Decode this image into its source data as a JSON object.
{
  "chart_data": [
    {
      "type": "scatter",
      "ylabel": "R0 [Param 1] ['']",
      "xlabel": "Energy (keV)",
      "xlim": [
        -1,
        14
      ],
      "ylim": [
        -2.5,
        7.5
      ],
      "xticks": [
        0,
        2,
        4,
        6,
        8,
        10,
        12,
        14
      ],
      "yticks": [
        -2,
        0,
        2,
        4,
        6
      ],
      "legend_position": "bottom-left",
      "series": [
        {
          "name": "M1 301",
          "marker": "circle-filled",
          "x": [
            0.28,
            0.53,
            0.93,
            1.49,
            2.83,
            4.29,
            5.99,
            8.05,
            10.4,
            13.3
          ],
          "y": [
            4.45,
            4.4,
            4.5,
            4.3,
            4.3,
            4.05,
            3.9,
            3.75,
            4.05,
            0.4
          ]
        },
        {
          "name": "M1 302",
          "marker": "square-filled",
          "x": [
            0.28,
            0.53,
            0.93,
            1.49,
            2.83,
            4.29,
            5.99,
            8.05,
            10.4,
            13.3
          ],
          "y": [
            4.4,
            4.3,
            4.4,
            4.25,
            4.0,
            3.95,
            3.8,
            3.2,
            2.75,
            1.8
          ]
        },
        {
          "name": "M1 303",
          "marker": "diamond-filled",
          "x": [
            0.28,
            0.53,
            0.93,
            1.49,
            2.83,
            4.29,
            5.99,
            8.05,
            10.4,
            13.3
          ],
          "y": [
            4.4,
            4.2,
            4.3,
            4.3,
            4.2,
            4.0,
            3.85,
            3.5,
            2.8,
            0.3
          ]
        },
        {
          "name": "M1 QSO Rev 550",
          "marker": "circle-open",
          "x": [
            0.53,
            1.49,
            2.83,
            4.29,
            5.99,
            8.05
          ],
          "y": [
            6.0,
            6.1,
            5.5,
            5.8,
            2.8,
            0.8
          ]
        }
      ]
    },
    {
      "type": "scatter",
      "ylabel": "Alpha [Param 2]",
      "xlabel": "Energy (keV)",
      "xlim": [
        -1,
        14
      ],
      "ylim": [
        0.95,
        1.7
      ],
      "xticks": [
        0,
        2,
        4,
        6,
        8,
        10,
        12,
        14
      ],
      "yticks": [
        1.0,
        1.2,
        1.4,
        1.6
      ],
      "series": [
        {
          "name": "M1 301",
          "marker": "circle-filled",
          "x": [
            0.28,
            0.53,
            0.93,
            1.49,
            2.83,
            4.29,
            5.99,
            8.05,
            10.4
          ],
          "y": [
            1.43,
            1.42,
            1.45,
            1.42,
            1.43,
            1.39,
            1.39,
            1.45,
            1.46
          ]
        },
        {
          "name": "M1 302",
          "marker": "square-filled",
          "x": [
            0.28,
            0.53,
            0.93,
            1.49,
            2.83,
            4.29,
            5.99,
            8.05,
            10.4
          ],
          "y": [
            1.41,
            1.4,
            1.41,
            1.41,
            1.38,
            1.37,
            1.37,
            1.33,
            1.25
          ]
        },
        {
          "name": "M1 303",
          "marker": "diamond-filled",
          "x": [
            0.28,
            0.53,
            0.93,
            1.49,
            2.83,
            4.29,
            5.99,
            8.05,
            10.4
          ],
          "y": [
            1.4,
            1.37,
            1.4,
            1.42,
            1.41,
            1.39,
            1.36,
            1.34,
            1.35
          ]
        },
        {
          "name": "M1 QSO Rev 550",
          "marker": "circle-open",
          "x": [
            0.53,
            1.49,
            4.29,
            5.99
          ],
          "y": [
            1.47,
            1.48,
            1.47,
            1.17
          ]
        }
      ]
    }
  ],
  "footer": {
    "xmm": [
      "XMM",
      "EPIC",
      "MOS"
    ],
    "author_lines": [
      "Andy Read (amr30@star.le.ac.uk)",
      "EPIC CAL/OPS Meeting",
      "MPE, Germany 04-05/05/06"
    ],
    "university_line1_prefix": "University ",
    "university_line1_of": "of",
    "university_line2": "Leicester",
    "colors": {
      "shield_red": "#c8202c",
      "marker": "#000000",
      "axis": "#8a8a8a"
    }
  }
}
━━━━━━━━━━━━━━━━
» **Written problem**: Please give back all of the records exactly as written.

» **The solution**:
Decode this image into its source data as a JSON object.
{
  "chart_data": [
    {
      "type": "scatter",
      "ylabel": "R0 [Param 1] ['']",
      "xlabel": "Energy (keV)",
      "xlim": [
        -1,
        14
      ],
      "ylim": [
        -2.5,
        7.5
      ],
      "xticks": [
        0,
        2,
        4,
        6,
        8,
        10,
        12,
        14
      ],
      "yticks": [
        -2,
        0,
        2,
        4,
        6
      ],
      "legend_position": "bottom-left",
      "series": [
        {
          "name": "M1 301",
          "marker": "circle-filled",
          "x": [
            0.28,
            0.53,
            0.93,
            1.49,
            2.83,
            4.29,
            5.99,
            8.05,
            10.4,
            13.3
          ],
          "y": [
            4.45,
            4.4,
            4.5,
            4.3,
            4.3,
            4.05,
            3.9,
            3.75,
            4.05,
            0.4
          ]
        },
        {
          "name": "M1 302",
          "marker": "square-filled",
          "x": [
            0.28,
            0.53,
            0.93,
            1.49,
            2.83,
            4.29,
            5.99,
            8.05,
            10.4,
            13.3
          ],
          "y": [
            4.4,
            4.3,
            4.4,
            4.25,
            4.0,
            3.95,
            3.8,
            3.2,
            2.75,
            1.8
          ]
        },
        {
          "name": "M1 303",
          "marker": "diamond-filled",
          "x": [
            0.28,
            0.53,
            0.93,
            1.49,
            2.83,
            4.29,
            5.99,
            8.05,
            10.4,
            13.3
          ],
          "y": [
            4.4,
            4.2,
            4.3,
            4.3,
            4.2,
            4.0,
            3.85,
            3.5,
            2.8,
            0.3
          ]
        },
        {
          "name": "M1 QSO Rev 550",
          "marker": "circle-open",
          "x": [
            0.53,
            1.49,
            2.83,
            4.29,
            5.99,
            8.05
          ],
          "y": [
            6.0,
            6.1,
            5.5,
            5.8,
            2.8,
            0.8
          ]
        }
      ]
    },
    {
      "type": "scatter",
      "ylabel": "Alpha [Param 2]",
      "xlabel": "Energy (keV)",
      "xlim": [
        -1,
        14
      ],
      "ylim": [
        0.95,
        1.7
      ],
      "xticks": [
        0,
        2,
        4,
        6,
        8,
        10,
        12,
        14
      ],
      "yticks": [
        1.0,
        1.2,
        1.4,
        1.6
      ],
      "series": [
        {
          "name": "M1 301",
          "marker": "circle-filled",
          "x": [
            0.28,
            0.53,
            0.93,
            1.49,
            2.83,
            4.29,
            5.99,
            8.05,
            10.4
          ],
          "y": [
            1.43,
            1.42,
            1.45,
            1.42,
            1.43,
            1.39,
            1.39,
            1.45,
            1.46
          ]
        },
        {
          "name": "M1 302",
          "marker": "square-filled",
          "x": [
            0.28,
            0.53,
            0.93,
            1.49,
            2.83,
            4.29,
            5.99,
            8.05,
            10.4
          ],
          "y": [
            1.41,
            1.4,
            1.41,
            1.41,
            1.38,
            1.37,
            1.37,
            1.33,
            1.25
          ]
        },
        {
          "name": "M1 303",
          "marker": "diamond-filled",
          "x": [
            0.28,
            0.53,
            0.93,
            1.49,
            2.83,
            4.29,
            5.99,
            8.05,
            10.4
          ],
          "y": [
            1.4,
            1.37,
            1.4,
            1.42,
            1.41,
            1.39,
            1.36,
            1.34,
            1.35
          ]
        },
        {
          "name": "M1 QSO Rev 550",
          "marker": "circle-open",
          "x": [
            0.53,
            1.49,
            4.29,
            5.99
          ],
          "y": [
            1.47,
            1.48,
            1.47,
            1.17
          ]
        }
      ]
    }
  ],
  "footer": {
    "xmm": [
      "XMM",
      "EPIC",
      "MOS"
    ],
    "author_lines": [
      "Andy Read (amr30@star.le.ac.uk)",
      "EPIC CAL/OPS Meeting",
      "MPE, Germany 04-05/05/06"
    ],
    "university_line1_prefix": "University ",
    "university_line1_of": "of",
    "university_line2": "Leicester",
    "colors": {
      "shield_red": "#c8202c",
      "marker": "#000000",
      "axis": "#8a8a8a"
    }
  }
}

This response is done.